What is required:
Return the full material exactly.

Information provided:

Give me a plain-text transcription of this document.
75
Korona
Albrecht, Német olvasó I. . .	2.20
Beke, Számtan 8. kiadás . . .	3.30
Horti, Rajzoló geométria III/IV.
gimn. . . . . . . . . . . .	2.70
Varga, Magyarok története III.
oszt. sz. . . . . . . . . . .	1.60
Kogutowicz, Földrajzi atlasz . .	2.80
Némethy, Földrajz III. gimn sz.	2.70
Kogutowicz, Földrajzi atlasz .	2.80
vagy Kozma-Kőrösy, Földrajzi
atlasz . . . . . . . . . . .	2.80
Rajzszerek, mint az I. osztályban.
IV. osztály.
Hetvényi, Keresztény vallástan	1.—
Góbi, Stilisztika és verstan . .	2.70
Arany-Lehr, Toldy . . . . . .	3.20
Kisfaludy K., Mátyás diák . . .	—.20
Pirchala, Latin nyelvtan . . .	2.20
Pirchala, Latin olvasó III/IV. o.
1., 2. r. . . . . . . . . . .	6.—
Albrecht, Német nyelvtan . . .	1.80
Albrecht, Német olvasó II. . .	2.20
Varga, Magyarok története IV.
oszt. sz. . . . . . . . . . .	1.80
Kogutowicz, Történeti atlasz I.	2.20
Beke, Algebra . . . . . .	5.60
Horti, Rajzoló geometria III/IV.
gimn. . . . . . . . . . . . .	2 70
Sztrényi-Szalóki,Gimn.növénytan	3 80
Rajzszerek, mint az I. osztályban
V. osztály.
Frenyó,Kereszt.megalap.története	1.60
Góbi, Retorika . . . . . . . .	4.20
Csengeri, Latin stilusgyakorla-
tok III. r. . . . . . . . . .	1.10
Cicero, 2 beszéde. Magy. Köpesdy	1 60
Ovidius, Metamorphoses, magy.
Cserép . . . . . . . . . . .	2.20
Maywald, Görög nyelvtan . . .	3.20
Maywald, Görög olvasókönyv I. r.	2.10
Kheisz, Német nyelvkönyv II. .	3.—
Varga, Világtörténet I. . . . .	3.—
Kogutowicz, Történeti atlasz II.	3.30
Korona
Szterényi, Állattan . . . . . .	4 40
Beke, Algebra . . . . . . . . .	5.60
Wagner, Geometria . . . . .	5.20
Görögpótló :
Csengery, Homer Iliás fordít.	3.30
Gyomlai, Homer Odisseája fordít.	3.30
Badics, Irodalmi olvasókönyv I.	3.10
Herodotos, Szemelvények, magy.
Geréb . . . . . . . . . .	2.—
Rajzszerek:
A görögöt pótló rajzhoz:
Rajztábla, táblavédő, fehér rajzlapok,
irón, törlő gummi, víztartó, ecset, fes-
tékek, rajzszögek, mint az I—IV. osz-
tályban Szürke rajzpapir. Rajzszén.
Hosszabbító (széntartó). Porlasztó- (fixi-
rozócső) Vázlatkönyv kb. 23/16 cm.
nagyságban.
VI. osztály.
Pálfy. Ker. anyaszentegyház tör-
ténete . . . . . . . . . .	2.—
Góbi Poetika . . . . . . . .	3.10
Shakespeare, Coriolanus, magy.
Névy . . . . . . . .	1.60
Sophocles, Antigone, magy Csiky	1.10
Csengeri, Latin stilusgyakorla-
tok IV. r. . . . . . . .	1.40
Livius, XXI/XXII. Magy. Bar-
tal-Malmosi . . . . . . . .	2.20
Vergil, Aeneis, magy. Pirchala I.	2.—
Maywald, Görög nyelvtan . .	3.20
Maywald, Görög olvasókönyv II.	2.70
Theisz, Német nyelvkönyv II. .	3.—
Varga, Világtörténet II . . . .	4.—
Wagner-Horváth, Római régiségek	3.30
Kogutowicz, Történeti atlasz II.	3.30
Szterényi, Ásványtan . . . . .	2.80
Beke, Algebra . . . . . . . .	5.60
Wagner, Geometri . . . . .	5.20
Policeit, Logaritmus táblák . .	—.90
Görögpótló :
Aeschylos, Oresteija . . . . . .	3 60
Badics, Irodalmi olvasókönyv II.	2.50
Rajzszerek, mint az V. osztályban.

Response for this exercise:
Give me a plain-text transcription of this document.
75
Korona
Albrecht, Német olvasó I. . .	2.20
Beke, Számtan 8. kiadás . . .	3.30
Horti, Rajzoló geométria III/IV.
gimn. . . . . . . . . . . .	2.70
Varga, Magyarok története III.
oszt. sz. . . . . . . . . . .	1.60
Kogutowicz, Földrajzi atlasz . .	2.80
Némethy, Földrajz III. gimn sz.	2.70
Kogutowicz, Földrajzi atlasz .	2.80
vagy Kozma-Kőrösy, Földrajzi
atlasz . . . . . . . . . . .	2.80
Rajzszerek, mint az I. osztályban.
IV. osztály.
Hetvényi, Keresztény vallástan	1.—
Góbi, Stilisztika és verstan . .	2.70
Arany-Lehr, Toldy . . . . . .	3.20
Kisfaludy K., Mátyás diák . . .	—.20
Pirchala, Latin nyelvtan . . .	2.20
Pirchala, Latin olvasó III/IV. o.
1., 2. r. . . . . . . . . . .	6.—
Albrecht, Német nyelvtan . . .	1.80
Albrecht, Német olvasó II. . .	2.20
Varga, Magyarok története IV.
oszt. sz. . . . . . . . . . .	1.80
Kogutowicz, Történeti atlasz I.	2.20
Beke, Algebra . . . . . .	5.60
Horti, Rajzoló geometria III/IV.
gimn. . . . . . . . . . . . .	2 70
Sztrényi-Szalóki,Gimn.növénytan	3 80
Rajzszerek, mint az I. osztályban
V. osztály.
Frenyó,Kereszt.megalap.története	1.60
Góbi, Retorika . . . . . . . .	4.20
Csengeri, Latin stilusgyakorla-
tok III. r. . . . . . . . . .	1.10
Cicero, 2 beszéde. Magy. Köpesdy	1 60
Ovidius, Metamorphoses, magy.
Cserép . . . . . . . . . . .	2.20
Maywald, Görög nyelvtan . . .	3.20
Maywald, Görög olvasókönyv I. r.	2.10
Kheisz, Német nyelvkönyv II. .	3.—
Varga, Világtörténet I. . . . .	3.—
Kogutowicz, Történeti atlasz II.	3.30
Korona
Szterényi, Állattan . . . . . .	4 40
Beke, Algebra . . . . . . . . .	5.60
Wagner, Geometria . . . . .	5.20
Görögpótló :
Csengery, Homer Iliás fordít.	3.30
Gyomlai, Homer Odisseája fordít.	3.30
Badics, Irodalmi olvasókönyv I.	3.10
Herodotos, Szemelvények, magy.
Geréb . . . . . . . . . .	2.—
Rajzszerek:
A görögöt pótló rajzhoz:
Rajztábla, táblavédő, fehér rajzlapok,
irón, törlő gummi, víztartó, ecset, fes-
tékek, rajzszögek, mint az I—IV. osz-
tályban Szürke rajzpapir. Rajzszén.
Hosszabbító (széntartó). Porlasztó- (fixi-
rozócső) Vázlatkönyv kb. 23/16 cm.
nagyságban.
VI. osztály.
Pálfy. Ker. anyaszentegyház tör-
ténete . . . . . . . . . .	2.—
Góbi Poetika . . . . . . . .	3.10
Shakespeare, Coriolanus, magy.
Névy . . . . . . . .	1.60
Sophocles, Antigone, magy Csiky	1.10
Csengeri, Latin stilusgyakorla-
tok IV. r. . . . . . . .	1.40
Livius, XXI/XXII. Magy. Bar-
tal-Malmosi . . . . . . . .	2.20
Vergil, Aeneis, magy. Pirchala I.	2.—
Maywald, Görög nyelvtan . .	3.20
Maywald, Görög olvasókönyv II.	2.70
Theisz, Német nyelvkönyv II. .	3.—
Varga, Világtörténet II . . . .	4.—
Wagner-Horváth, Római régiségek	3.30
Kogutowicz, Történeti atlasz II.	3.30
Szterényi, Ásványtan . . . . .	2.80
Beke, Algebra . . . . . . . .	5.60
Wagner, Geometri . . . . .	5.20
Policeit, Logaritmus táblák . .	—.90
Görögpótló :
Aeschylos, Oresteija . . . . . .	3 60
Badics, Irodalmi olvasókönyv II.	2.50
Rajzszerek, mint az V. osztályban.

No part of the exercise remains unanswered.